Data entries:
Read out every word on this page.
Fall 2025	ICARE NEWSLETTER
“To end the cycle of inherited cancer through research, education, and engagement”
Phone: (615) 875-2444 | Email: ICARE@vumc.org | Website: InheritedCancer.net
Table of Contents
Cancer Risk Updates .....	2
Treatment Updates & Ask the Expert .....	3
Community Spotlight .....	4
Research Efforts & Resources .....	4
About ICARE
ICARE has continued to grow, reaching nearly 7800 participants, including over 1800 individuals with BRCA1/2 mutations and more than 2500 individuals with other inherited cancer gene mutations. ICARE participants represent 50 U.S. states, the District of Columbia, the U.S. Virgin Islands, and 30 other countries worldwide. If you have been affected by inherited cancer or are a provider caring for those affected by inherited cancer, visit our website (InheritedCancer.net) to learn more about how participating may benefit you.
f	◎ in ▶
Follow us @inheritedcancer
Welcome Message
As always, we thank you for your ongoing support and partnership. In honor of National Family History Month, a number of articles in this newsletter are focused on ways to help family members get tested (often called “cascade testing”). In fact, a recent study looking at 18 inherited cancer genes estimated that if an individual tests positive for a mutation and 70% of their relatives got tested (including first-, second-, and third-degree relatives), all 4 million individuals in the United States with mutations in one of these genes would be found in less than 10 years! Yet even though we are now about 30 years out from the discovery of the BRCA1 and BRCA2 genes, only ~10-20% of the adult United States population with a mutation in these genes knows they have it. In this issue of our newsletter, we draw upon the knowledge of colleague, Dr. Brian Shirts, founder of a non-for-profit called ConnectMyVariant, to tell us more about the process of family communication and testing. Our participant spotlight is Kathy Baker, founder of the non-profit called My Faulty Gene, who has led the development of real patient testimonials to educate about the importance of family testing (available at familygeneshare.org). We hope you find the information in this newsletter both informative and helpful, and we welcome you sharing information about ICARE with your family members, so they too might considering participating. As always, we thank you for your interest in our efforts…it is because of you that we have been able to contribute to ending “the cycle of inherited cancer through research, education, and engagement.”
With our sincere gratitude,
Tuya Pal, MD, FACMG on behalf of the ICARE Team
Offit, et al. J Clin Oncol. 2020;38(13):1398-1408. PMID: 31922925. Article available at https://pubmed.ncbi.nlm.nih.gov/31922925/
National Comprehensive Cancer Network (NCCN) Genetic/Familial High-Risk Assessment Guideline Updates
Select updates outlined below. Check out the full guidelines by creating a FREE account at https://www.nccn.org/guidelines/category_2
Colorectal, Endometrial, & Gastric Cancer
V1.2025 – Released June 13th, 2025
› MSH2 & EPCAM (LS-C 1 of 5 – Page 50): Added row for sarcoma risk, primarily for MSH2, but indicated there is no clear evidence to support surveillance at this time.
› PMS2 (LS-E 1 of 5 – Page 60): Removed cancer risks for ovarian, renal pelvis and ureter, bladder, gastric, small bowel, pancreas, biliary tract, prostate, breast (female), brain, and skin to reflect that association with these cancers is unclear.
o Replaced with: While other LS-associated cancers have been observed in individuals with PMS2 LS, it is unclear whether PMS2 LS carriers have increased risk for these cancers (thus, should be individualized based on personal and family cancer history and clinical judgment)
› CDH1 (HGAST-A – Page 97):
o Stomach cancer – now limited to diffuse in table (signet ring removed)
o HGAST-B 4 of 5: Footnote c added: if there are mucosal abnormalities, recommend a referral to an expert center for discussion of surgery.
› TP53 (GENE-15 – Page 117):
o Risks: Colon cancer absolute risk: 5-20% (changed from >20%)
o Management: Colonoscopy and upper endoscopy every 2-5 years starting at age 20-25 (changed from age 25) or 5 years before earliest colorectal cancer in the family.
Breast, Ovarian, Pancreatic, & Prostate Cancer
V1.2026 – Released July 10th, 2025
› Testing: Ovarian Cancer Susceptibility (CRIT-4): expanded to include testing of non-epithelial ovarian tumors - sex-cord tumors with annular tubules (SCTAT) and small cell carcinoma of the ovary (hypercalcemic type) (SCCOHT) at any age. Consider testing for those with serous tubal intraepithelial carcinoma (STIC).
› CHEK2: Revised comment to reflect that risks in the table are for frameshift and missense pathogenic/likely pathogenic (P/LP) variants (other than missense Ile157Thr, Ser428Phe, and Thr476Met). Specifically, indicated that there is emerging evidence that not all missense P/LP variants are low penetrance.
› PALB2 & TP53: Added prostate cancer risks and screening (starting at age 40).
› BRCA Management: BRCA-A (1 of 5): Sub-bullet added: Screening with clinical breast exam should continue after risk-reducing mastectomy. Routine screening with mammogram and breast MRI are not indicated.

[Work to complete]: Each line of the data is to be restated exactly.

[Result of the exercise]:
Read out every word on this page.
Fall 2025	ICARE NEWSLETTER
“To end the cycle of inherited cancer through research, education, and engagement”
Phone: (615) 875-2444 | Email: ICARE@vumc.org | Website: InheritedCancer.net
Table of Contents
Cancer Risk Updates .....	2
Treatment Updates & Ask the Expert .....	3
Community Spotlight .....	4
Research Efforts & Resources .....	4
About ICARE
ICARE has continued to grow, reaching nearly 7800 participants, including over 1800 individuals with BRCA1/2 mutations and more than 2500 individuals with other inherited cancer gene mutations. ICARE participants represent 50 U.S. states, the District of Columbia, the U.S. Virgin Islands, and 30 other countries worldwide. If you have been affected by inherited cancer or are a provider caring for those affected by inherited cancer, visit our website (InheritedCancer.net) to learn more about how participating may benefit you.
f	◎ in ▶
Follow us @inheritedcancer
Welcome Message
As always, we thank you for your ongoing support and partnership. In honor of National Family History Month, a number of articles in this newsletter are focused on ways to help family members get tested (often called “cascade testing”). In fact, a recent study looking at 18 inherited cancer genes estimated that if an individual tests positive for a mutation and 70% of their relatives got tested (including first-, second-, and third-degree relatives), all 4 million individuals in the United States with mutations in one of these genes would be found in less than 10 years! Yet even though we are now about 30 years out from the discovery of the BRCA1 and BRCA2 genes, only ~10-20% of the adult United States population with a mutation in these genes knows they have it. In this issue of our newsletter, we draw upon the knowledge of colleague, Dr. Brian Shirts, founder of a non-for-profit called ConnectMyVariant, to tell us more about the process of family communication and testing. Our participant spotlight is Kathy Baker, founder of the non-profit called My Faulty Gene, who has led the development of real patient testimonials to educate about the importance of family testing (available at familygeneshare.org). We hope you find the information in this newsletter both informative and helpful, and we welcome you sharing information about ICARE with your family members, so they too might considering participating. As always, we thank you for your interest in our efforts…it is because of you that we have been able to contribute to ending “the cycle of inherited cancer through research, education, and engagement.”
With our sincere gratitude,
Tuya Pal, MD, FACMG on behalf of the ICARE Team
Offit, et al. J Clin Oncol. 2020;38(13):1398-1408. PMID: 31922925. Article available at https://pubmed.ncbi.nlm.nih.gov/31922925/
National Comprehensive Cancer Network (NCCN) Genetic/Familial High-Risk Assessment Guideline Updates
Select updates outlined below. Check out the full guidelines by creating a FREE account at https://www.nccn.org/guidelines/category_2
Colorectal, Endometrial, & Gastric Cancer
V1.2025 – Released June 13th, 2025
› MSH2 & EPCAM (LS-C 1 of 5 – Page 50): Added row for sarcoma risk, primarily for MSH2, but indicated there is no clear evidence to support surveillance at this time.
› PMS2 (LS-E 1 of 5 – Page 60): Removed cancer risks for ovarian, renal pelvis and ureter, bladder, gastric, small bowel, pancreas, biliary tract, prostate, breast (female), brain, and skin to reflect that association with these cancers is unclear.
o Replaced with: While other LS-associated cancers have been observed in individuals with PMS2 LS, it is unclear whether PMS2 LS carriers have increased risk for these cancers (thus, should be individualized based on personal and family cancer history and clinical judgment)
› CDH1 (HGAST-A – Page 97):
o Stomach cancer – now limited to diffuse in table (signet ring removed)
o HGAST-B 4 of 5: Footnote c added: if there are mucosal abnormalities, recommend a referral to an expert center for discussion of surgery.
› TP53 (GENE-15 – Page 117):
o Risks: Colon cancer absolute risk: 5-20% (changed from >20%)
o Management: Colonoscopy and upper endoscopy every 2-5 years starting at age 20-25 (changed from age 25) or 5 years before earliest colorectal cancer in the family.
Breast, Ovarian, Pancreatic, & Prostate Cancer
V1.2026 – Released July 10th, 2025
› Testing: Ovarian Cancer Susceptibility (CRIT-4): expanded to include testing of non-epithelial ovarian tumors - sex-cord tumors with annular tubules (SCTAT) and small cell carcinoma of the ovary (hypercalcemic type) (SCCOHT) at any age. Consider testing for those with serous tubal intraepithelial carcinoma (STIC).
› CHEK2: Revised comment to reflect that risks in the table are for frameshift and missense pathogenic/likely pathogenic (P/LP) variants (other than missense Ile157Thr, Ser428Phe, and Thr476Met). Specifically, indicated that there is emerging evidence that not all missense P/LP variants are low penetrance.
› PALB2 & TP53: Added prostate cancer risks and screening (starting at age 40).
› BRCA Management: BRCA-A (1 of 5): Sub-bullet added: Screening with clinical breast exam should continue after risk-reducing mastectomy. Routine screening with mammogram and breast MRI are not indicated.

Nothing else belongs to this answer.